**Required work:** Report how many lines of the records below include the word "Output". Give nothing but the number.

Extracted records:
•••••

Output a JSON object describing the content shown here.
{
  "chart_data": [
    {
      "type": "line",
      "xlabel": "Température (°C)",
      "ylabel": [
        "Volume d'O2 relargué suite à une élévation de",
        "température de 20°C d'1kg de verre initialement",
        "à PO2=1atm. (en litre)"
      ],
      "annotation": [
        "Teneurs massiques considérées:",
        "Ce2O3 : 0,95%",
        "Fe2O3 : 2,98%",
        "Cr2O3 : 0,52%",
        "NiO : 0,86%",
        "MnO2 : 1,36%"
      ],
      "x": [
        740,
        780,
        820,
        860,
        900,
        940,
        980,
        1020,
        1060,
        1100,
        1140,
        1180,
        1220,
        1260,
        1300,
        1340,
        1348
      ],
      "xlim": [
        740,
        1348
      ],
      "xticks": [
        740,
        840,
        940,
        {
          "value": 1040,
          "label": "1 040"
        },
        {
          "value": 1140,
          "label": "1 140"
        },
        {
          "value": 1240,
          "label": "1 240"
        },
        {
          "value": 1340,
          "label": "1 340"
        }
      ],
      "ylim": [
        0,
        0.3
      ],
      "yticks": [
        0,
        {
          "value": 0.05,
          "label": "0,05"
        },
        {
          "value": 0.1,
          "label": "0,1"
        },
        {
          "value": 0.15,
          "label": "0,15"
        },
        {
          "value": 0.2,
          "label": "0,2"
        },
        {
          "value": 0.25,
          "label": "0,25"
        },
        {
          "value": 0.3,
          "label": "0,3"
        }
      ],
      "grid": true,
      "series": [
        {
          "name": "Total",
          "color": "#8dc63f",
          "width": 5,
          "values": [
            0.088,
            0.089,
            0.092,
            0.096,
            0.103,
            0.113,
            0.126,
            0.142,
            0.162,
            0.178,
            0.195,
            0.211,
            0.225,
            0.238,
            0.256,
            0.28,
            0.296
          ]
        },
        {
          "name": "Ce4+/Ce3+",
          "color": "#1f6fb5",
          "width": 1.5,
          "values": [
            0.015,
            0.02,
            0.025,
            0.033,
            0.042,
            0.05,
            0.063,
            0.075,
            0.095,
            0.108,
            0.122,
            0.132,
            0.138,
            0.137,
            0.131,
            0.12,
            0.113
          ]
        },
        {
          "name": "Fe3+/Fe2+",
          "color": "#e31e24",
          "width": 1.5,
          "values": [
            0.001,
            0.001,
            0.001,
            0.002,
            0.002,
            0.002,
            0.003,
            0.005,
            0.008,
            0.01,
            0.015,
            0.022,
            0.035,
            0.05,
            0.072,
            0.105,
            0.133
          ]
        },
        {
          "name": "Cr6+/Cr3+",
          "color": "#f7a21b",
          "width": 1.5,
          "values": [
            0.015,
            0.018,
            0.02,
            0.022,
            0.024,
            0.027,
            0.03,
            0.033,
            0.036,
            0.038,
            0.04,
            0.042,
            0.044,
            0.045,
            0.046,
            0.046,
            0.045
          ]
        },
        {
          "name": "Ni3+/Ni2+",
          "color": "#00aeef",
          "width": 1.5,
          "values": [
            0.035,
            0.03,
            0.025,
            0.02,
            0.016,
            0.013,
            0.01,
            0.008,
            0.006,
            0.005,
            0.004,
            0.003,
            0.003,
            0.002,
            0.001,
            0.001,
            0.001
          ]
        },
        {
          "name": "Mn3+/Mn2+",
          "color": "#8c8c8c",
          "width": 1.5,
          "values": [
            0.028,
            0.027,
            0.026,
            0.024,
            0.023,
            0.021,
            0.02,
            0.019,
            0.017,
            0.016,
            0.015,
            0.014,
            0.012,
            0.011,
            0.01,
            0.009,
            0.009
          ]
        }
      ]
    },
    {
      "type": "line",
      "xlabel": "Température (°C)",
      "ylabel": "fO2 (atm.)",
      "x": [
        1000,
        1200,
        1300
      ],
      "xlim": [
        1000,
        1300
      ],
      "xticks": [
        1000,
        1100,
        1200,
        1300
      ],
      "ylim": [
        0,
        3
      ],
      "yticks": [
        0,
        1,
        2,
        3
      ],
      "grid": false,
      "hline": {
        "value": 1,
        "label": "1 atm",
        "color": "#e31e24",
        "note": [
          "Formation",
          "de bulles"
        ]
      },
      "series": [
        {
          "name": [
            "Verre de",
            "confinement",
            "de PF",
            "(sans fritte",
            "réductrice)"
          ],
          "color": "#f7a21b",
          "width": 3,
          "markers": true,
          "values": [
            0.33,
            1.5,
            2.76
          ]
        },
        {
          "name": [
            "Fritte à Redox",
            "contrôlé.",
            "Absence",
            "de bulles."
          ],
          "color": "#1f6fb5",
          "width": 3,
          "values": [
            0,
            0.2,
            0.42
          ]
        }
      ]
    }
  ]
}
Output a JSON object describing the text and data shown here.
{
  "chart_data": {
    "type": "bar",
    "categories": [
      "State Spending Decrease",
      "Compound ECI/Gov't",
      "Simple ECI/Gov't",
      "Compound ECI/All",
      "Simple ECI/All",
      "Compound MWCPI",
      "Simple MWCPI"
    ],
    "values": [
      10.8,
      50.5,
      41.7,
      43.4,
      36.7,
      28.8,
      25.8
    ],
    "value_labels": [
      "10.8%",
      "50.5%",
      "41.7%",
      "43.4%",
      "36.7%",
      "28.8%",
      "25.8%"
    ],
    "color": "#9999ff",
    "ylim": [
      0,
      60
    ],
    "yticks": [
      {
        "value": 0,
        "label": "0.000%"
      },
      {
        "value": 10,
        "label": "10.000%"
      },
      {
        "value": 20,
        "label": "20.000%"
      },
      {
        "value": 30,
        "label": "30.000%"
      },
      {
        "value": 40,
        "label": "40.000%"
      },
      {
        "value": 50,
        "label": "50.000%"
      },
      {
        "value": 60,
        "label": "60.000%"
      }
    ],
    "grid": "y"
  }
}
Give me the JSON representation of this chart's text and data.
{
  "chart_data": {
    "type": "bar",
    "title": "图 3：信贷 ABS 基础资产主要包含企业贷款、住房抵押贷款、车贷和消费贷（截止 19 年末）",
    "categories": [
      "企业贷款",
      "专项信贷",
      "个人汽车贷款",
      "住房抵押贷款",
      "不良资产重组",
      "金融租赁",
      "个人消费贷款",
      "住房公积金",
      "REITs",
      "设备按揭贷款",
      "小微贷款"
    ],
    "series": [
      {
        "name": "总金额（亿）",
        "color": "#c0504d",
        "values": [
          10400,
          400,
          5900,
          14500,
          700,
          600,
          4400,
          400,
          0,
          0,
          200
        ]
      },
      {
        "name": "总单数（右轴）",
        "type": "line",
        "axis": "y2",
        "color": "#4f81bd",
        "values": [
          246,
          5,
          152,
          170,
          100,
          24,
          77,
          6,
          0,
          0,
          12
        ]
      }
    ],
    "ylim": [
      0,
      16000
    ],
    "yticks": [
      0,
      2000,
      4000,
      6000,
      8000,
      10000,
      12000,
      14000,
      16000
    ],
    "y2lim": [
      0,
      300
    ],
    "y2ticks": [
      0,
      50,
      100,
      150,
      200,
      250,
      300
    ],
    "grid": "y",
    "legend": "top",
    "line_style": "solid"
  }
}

•••••

**Result for this exercise:** 2